— Start DATA SHOWN —

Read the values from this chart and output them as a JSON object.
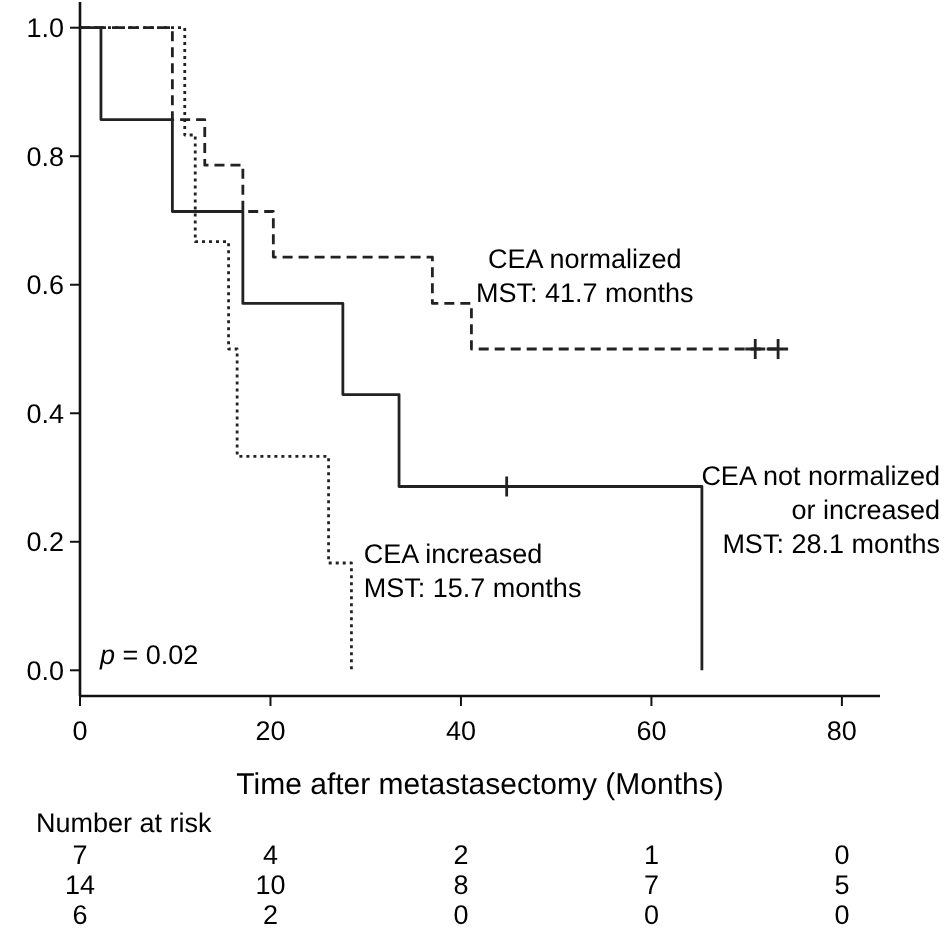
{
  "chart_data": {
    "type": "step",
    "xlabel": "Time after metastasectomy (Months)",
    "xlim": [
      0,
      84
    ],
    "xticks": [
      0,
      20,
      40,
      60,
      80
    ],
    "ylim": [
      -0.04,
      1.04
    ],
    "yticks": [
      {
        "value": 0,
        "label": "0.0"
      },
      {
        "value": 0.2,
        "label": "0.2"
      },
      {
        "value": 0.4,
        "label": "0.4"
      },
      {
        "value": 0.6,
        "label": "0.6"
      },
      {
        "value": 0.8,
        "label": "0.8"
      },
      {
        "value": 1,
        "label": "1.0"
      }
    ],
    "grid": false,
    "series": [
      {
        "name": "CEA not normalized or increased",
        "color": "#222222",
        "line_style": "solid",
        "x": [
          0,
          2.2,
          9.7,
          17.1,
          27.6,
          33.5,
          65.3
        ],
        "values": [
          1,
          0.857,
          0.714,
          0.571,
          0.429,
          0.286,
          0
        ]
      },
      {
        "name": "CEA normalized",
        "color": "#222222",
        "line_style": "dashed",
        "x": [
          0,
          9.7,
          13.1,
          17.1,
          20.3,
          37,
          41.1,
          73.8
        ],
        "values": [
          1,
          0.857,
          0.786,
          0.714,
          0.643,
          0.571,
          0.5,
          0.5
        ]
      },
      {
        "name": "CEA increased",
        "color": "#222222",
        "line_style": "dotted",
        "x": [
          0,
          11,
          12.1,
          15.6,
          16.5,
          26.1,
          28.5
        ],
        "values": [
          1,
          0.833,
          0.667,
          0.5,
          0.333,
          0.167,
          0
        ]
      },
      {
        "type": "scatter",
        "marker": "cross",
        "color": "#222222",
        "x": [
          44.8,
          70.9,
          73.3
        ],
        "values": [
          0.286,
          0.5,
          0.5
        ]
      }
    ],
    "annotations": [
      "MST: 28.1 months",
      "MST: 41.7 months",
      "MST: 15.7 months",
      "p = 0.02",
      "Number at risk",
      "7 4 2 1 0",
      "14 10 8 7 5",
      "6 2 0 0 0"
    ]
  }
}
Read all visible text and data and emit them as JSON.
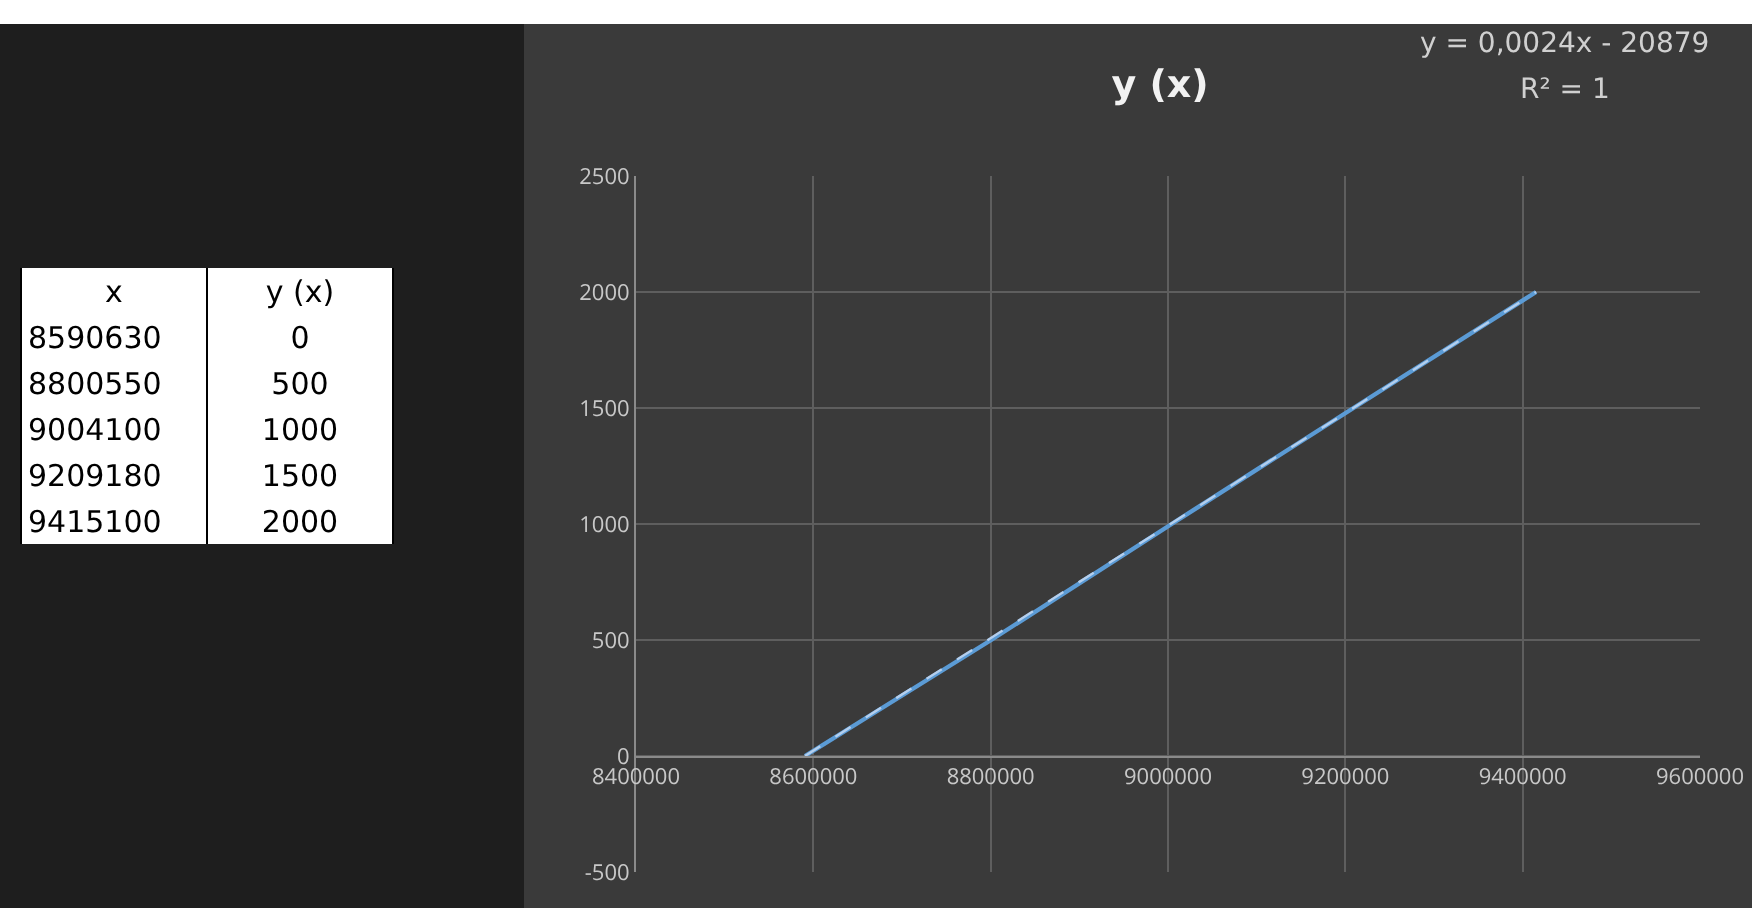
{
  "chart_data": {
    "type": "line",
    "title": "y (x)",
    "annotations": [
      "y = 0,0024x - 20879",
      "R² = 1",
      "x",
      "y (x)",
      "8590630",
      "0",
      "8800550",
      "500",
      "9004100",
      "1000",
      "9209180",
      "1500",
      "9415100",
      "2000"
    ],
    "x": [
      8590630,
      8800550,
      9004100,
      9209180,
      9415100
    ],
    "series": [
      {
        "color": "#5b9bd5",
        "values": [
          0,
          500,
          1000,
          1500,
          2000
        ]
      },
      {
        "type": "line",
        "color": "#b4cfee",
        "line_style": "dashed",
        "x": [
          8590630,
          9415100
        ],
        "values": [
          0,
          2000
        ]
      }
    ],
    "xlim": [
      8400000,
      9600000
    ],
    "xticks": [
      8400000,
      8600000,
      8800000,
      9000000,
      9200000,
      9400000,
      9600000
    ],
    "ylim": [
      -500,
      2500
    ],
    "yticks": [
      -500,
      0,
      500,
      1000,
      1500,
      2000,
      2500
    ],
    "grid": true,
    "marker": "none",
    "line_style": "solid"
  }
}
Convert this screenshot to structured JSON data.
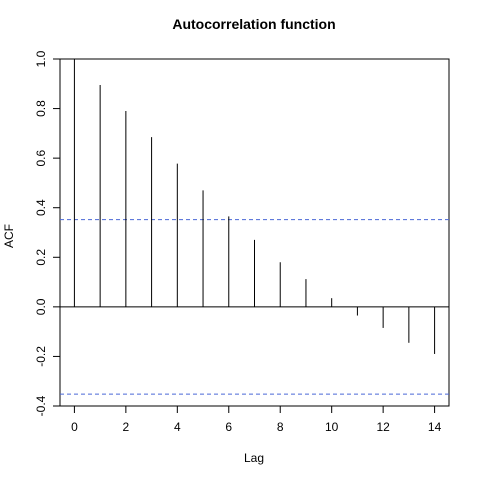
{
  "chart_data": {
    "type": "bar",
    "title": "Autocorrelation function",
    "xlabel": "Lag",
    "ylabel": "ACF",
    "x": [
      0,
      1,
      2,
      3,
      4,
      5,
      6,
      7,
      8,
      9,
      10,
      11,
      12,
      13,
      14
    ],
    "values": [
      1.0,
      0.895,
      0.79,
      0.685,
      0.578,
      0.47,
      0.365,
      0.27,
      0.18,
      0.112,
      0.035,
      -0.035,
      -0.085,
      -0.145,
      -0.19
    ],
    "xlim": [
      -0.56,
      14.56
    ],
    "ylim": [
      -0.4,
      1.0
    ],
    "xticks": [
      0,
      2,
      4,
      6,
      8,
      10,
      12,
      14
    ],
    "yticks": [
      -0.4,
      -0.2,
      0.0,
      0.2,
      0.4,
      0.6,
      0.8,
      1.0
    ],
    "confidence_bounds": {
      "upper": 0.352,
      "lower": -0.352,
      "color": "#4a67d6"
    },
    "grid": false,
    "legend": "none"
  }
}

— End DATA SHOWN —

STATED PROBLEM = Reproduce every line of the material precisely, omitting its pictures.

EXERCISE ANSWER =
Read the values from this chart and output them as a JSON object.
{
  "chart_data": {
    "type": "step",
    "xlabel": "Time after metastasectomy (Months)",
    "xlim": [
      0,
      84
    ],
    "xticks": [
      0,
      20,
      40,
      60,
      80
    ],
    "ylim": [
      -0.04,
      1.04
    ],
    "yticks": [
      {
        "value": 0,
        "label": "0.0"
      },
      {
        "value": 0.2,
        "label": "0.2"
      },
      {
        "value": 0.4,
        "label": "0.4"
      },
      {
        "value": 0.6,
        "label": "0.6"
      },
      {
        "value": 0.8,
        "label": "0.8"
      },
      {
        "value": 1,
        "label": "1.0"
      }
    ],
    "grid": false,
    "series": [
      {
        "name": "CEA not normalized or increased",
        "color": "#222222",
        "line_style": "solid",
        "x": [
          0,
          2.2,
          9.7,
          17.1,
          27.6,
          33.5,
          65.3
        ],
        "values": [
          1,
          0.857,
          0.714,
          0.571,
          0.429,
          0.286,
          0
        ]
      },
      {
        "name": "CEA normalized",
        "color": "#222222",
        "line_style": "dashed",
        "x": [
          0,
          9.7,
          13.1,
          17.1,
          20.3,
          37,
          41.1,
          73.8
        ],
        "values": [
          1,
          0.857,
          0.786,
          0.714,
          0.643,
          0.571,
          0.5,
          0.5
        ]
      },
      {
        "name": "CEA increased",
        "color": "#222222",
        "line_style": "dotted",
        "x": [
          0,
          11,
          12.1,
          15.6,
          16.5,
          26.1,
          28.5
        ],
        "values": [
          1,
          0.833,
          0.667,
          0.5,
          0.333,
          0.167,
          0
        ]
      },
      {
        "type": "scatter",
        "marker": "cross",
        "color": "#222222",
        "x": [
          44.8,
          70.9,
          73.3
        ],
        "values": [
          0.286,
          0.5,
          0.5
        ]
      }
    ],
    "annotations": [
      "MST: 28.1 months",
      "MST: 41.7 months",
      "MST: 15.7 months",
      "p = 0.02",
      "Number at risk",
      "7 4 2 1 0",
      "14 10 8 7 5",
      "6 2 0 0 0"
    ]
  }
}
Read all visible text and data and emit them as JSON.
{
  "chart_data": {
    "type": "line",
    "title": "y (x)",
    "annotations": [
      "y = 0,0024x - 20879",
      "R² = 1",
      "x",
      "y (x)",
      "8590630",
      "0",
      "8800550",
      "500",
      "9004100",
      "1000",
      "9209180",
      "1500",
      "9415100",
      "2000"
    ],
    "x": [
      8590630,
      8800550,
      9004100,
      9209180,
      9415100
    ],
    "series": [
      {
        "color": "#5b9bd5",
        "values": [
          0,
          500,
          1000,
          1500,
          2000
        ]
      },
      {
        "type": "line",
        "color": "#b4cfee",
        "line_style": "dashed",
        "x": [
          8590630,
          9415100
        ],
        "values": [
          0,
          2000
        ]
      }
    ],
    "xlim": [
      8400000,
      9600000
    ],
    "xticks": [
      8400000,
      8600000,
      8800000,
      9000000,
      9200000,
      9400000,
      9600000
    ],
    "ylim": [
      -500,
      2500
    ],
    "yticks": [
      -500,
      0,
      500,
      1000,
      1500,
      2000,
      2500
    ],
    "grid": true,
    "marker": "none",
    "line_style": "solid"
  }
}
Convert this screenshot to structured JSON data.
{
  "chart_data": {
    "type": "bar",
    "title": "Autocorrelation function",
    "xlabel": "Lag",
    "ylabel": "ACF",
    "x": [
      0,
      1,
      2,
      3,
      4,
      5,
      6,
      7,
      8,
      9,
      10,
      11,
      12,
      13,
      14
    ],
    "values": [
      1.0,
      0.895,
      0.79,
      0.685,
      0.578,
      0.47,
      0.365,
      0.27,
      0.18,
      0.112,
      0.035,
      -0.035,
      -0.085,
      -0.145,
      -0.19
    ],
    "xlim": [
      -0.56,
      14.56
    ],
    "ylim": [
      -0.4,
      1.0
    ],
    "xticks": [
      0,
      2,
      4,
      6,
      8,
      10,
      12,
      14
    ],
    "yticks": [
      -0.4,
      -0.2,
      0.0,
      0.2,
      0.4,
      0.6,
      0.8,
      1.0
    ],
    "confidence_bounds": {
      "upper": 0.352,
      "lower": -0.352,
      "color": "#4a67d6"
    },
    "grid": false,
    "legend": "none"
  }
}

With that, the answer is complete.